> [Problem]
Below you will find a set of lines. Repeat them all exactly.

> [The records]
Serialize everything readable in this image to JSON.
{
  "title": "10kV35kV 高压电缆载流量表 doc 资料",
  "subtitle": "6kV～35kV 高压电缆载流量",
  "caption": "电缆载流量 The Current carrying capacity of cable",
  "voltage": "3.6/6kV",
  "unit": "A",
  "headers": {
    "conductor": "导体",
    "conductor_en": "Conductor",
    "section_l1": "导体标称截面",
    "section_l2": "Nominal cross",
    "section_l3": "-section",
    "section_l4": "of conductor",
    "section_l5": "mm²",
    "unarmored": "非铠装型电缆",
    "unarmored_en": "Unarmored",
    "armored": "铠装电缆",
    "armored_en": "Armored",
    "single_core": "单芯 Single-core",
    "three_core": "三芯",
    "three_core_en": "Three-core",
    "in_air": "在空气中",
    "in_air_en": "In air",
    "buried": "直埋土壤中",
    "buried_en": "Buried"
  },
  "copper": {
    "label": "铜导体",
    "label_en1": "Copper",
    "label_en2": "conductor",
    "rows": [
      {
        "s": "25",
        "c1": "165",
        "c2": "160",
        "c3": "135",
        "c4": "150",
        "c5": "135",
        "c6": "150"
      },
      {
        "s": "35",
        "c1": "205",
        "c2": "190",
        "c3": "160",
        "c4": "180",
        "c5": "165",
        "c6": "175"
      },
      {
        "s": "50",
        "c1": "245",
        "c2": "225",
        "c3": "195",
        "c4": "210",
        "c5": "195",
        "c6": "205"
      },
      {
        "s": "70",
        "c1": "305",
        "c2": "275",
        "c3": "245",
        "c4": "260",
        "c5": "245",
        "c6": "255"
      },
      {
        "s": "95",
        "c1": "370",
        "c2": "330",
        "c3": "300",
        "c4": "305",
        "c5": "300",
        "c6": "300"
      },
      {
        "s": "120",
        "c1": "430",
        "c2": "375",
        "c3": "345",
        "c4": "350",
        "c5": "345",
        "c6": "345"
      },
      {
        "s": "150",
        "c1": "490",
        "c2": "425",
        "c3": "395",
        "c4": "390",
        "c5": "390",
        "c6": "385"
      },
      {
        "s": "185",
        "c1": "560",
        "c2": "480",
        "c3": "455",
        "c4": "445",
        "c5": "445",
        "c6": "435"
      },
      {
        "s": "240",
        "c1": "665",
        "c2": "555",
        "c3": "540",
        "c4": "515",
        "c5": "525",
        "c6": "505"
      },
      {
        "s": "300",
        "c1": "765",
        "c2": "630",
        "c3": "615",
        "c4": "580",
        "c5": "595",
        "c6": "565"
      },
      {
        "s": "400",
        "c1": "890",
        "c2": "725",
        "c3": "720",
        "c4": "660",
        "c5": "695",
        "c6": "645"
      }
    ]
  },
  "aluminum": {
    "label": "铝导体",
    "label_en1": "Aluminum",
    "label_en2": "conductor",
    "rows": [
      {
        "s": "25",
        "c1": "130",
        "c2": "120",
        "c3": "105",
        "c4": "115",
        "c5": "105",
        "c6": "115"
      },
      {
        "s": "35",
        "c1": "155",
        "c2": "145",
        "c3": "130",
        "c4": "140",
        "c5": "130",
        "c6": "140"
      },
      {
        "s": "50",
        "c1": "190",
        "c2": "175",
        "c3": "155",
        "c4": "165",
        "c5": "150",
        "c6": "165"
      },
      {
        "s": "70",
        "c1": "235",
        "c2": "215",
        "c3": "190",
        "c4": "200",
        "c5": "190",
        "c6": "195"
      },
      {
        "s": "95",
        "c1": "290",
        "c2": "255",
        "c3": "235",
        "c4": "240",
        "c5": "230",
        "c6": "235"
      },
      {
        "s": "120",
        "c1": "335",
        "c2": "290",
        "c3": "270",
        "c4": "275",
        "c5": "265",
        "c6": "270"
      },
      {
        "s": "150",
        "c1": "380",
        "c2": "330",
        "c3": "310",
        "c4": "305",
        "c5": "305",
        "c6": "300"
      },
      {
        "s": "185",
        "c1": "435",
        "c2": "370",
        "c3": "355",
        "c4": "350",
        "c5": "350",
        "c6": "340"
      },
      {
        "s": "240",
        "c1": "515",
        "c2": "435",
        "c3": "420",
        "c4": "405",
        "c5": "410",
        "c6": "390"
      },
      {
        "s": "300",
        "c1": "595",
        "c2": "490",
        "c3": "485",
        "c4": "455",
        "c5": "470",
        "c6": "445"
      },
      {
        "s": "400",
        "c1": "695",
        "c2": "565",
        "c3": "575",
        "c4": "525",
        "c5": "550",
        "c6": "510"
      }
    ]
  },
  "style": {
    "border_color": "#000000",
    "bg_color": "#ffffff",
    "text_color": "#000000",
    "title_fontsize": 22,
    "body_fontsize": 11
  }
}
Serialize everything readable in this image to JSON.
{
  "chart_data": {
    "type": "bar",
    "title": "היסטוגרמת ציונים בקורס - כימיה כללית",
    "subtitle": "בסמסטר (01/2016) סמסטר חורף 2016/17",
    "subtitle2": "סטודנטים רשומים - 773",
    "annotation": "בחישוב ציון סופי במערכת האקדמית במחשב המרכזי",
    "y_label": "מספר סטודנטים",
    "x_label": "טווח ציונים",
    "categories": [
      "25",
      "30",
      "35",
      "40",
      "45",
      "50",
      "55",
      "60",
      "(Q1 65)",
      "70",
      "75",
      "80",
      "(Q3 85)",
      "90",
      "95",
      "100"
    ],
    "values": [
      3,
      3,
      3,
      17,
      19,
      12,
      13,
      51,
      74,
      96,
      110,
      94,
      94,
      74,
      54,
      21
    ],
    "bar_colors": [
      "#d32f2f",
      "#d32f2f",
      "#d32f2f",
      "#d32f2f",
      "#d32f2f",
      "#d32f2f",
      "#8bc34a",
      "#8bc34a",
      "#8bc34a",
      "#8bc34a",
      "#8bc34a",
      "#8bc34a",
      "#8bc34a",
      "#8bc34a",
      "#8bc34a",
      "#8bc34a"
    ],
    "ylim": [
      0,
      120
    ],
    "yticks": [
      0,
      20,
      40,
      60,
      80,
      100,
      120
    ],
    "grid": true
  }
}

> [Correct answer]
Serialize everything readable in this image to JSON.
{
  "title": "10kV35kV 高压电缆载流量表 doc 资料",
  "subtitle": "6kV～35kV 高压电缆载流量",
  "caption": "电缆载流量 The Current carrying capacity of cable",
  "voltage": "3.6/6kV",
  "unit": "A",
  "headers": {
    "conductor": "导体",
    "conductor_en": "Conductor",
    "section_l1": "导体标称截面",
    "section_l2": "Nominal cross",
    "section_l3": "-section",
    "section_l4": "of conductor",
    "section_l5": "mm²",
    "unarmored": "非铠装型电缆",
    "unarmored_en": "Unarmored",
    "armored": "铠装电缆",
    "armored_en": "Armored",
    "single_core": "单芯 Single-core",
    "three_core": "三芯",
    "three_core_en": "Three-core",
    "in_air": "在空气中",
    "in_air_en": "In air",
    "buried": "直埋土壤中",
    "buried_en": "Buried"
  },
  "copper": {
    "label": "铜导体",
    "label_en1": "Copper",
    "label_en2": "conductor",
    "rows": [
      {
        "s": "25",
        "c1": "165",
        "c2": "160",
        "c3": "135",
        "c4": "150",
        "c5": "135",
        "c6": "150"
      },
      {
        "s": "35",
        "c1": "205",
        "c2": "190",
        "c3": "160",
        "c4": "180",
        "c5": "165",
        "c6": "175"
      },
      {
        "s": "50",
        "c1": "245",
        "c2": "225",
        "c3": "195",
        "c4": "210",
        "c5": "195",
        "c6": "205"
      },
      {
        "s": "70",
        "c1": "305",
        "c2": "275",
        "c3": "245",
        "c4": "260",
        "c5": "245",
        "c6": "255"
      },
      {
        "s": "95",
        "c1": "370",
        "c2": "330",
        "c3": "300",
        "c4": "305",
        "c5": "300",
        "c6": "300"
      },
      {
        "s": "120",
        "c1": "430",
        "c2": "375",
        "c3": "345",
        "c4": "350",
        "c5": "345",
        "c6": "345"
      },
      {
        "s": "150",
        "c1": "490",
        "c2": "425",
        "c3": "395",
        "c4": "390",
        "c5": "390",
        "c6": "385"
      },
      {
        "s": "185",
        "c1": "560",
        "c2": "480",
        "c3": "455",
        "c4": "445",
        "c5": "445",
        "c6": "435"
      },
      {
        "s": "240",
        "c1": "665",
        "c2": "555",
        "c3": "540",
        "c4": "515",
        "c5": "525",
        "c6": "505"
      },
      {
        "s": "300",
        "c1": "765",
        "c2": "630",
        "c3": "615",
        "c4": "580",
        "c5": "595",
        "c6": "565"
      },
      {
        "s": "400",
        "c1": "890",
        "c2": "725",
        "c3": "720",
        "c4": "660",
        "c5": "695",
        "c6": "645"
      }
    ]
  },
  "aluminum": {
    "label": "铝导体",
    "label_en1": "Aluminum",
    "label_en2": "conductor",
    "rows": [
      {
        "s": "25",
        "c1": "130",
        "c2": "120",
        "c3": "105",
        "c4": "115",
        "c5": "105",
        "c6": "115"
      },
      {
        "s": "35",
        "c1": "155",
        "c2": "145",
        "c3": "130",
        "c4": "140",
        "c5": "130",
        "c6": "140"
      },
      {
        "s": "50",
        "c1": "190",
        "c2": "175",
        "c3": "155",
        "c4": "165",
        "c5": "150",
        "c6": "165"
      },
      {
        "s": "70",
        "c1": "235",
        "c2": "215",
        "c3": "190",
        "c4": "200",
        "c5": "190",
        "c6": "195"
      },
      {
        "s": "95",
        "c1": "290",
        "c2": "255",
        "c3": "235",
        "c4": "240",
        "c5": "230",
        "c6": "235"
      },
      {
        "s": "120",
        "c1": "335",
        "c2": "290",
        "c3": "270",
        "c4": "275",
        "c5": "265",
        "c6": "270"
      },
      {
        "s": "150",
        "c1": "380",
        "c2": "330",
        "c3": "310",
        "c4": "305",
        "c5": "305",
        "c6": "300"
      },
      {
        "s": "185",
        "c1": "435",
        "c2": "370",
        "c3": "355",
        "c4": "350",
        "c5": "350",
        "c6": "340"
      },
      {
        "s": "240",
        "c1": "515",
        "c2": "435",
        "c3": "420",
        "c4": "405",
        "c5": "410",
        "c6": "390"
      },
      {
        "s": "300",
        "c1": "595",
        "c2": "490",
        "c3": "485",
        "c4": "455",
        "c5": "470",
        "c6": "445"
      },
      {
        "s": "400",
        "c1": "695",
        "c2": "565",
        "c3": "575",
        "c4": "525",
        "c5": "550",
        "c6": "510"
      }
    ]
  },
  "style": {
    "border_color": "#000000",
    "bg_color": "#ffffff",
    "text_color": "#000000",
    "title_fontsize": 22,
    "body_fontsize": 11
  }
}
Serialize everything readable in this image to JSON.
{
  "chart_data": {
    "type": "bar",
    "title": "היסטוגרמת ציונים בקורס - כימיה כללית",
    "subtitle": "בסמסטר (01/2016) סמסטר חורף 2016/17",
    "subtitle2": "סטודנטים רשומים - 773",
    "annotation": "בחישוב ציון סופי במערכת האקדמית במחשב המרכזי",
    "y_label": "מספר סטודנטים",
    "x_label": "טווח ציונים",
    "categories": [
      "25",
      "30",
      "35",
      "40",
      "45",
      "50",
      "55",
      "60",
      "(Q1 65)",
      "70",
      "75",
      "80",
      "(Q3 85)",
      "90",
      "95",
      "100"
    ],
    "values": [
      3,
      3,
      3,
      17,
      19,
      12,
      13,
      51,
      74,
      96,
      110,
      94,
      94,
      74,
      54,
      21
    ],
    "bar_colors": [
      "#d32f2f",
      "#d32f2f",
      "#d32f2f",
      "#d32f2f",
      "#d32f2f",
      "#d32f2f",
      "#8bc34a",
      "#8bc34a",
      "#8bc34a",
      "#8bc34a",
      "#8bc34a",
      "#8bc34a",
      "#8bc34a",
      "#8bc34a",
      "#8bc34a",
      "#8bc34a"
    ],
    "ylim": [
      0,
      120
    ],
    "yticks": [
      0,
      20,
      40,
      60,
      80,
      100,
      120
    ],
    "grid": true
  }
}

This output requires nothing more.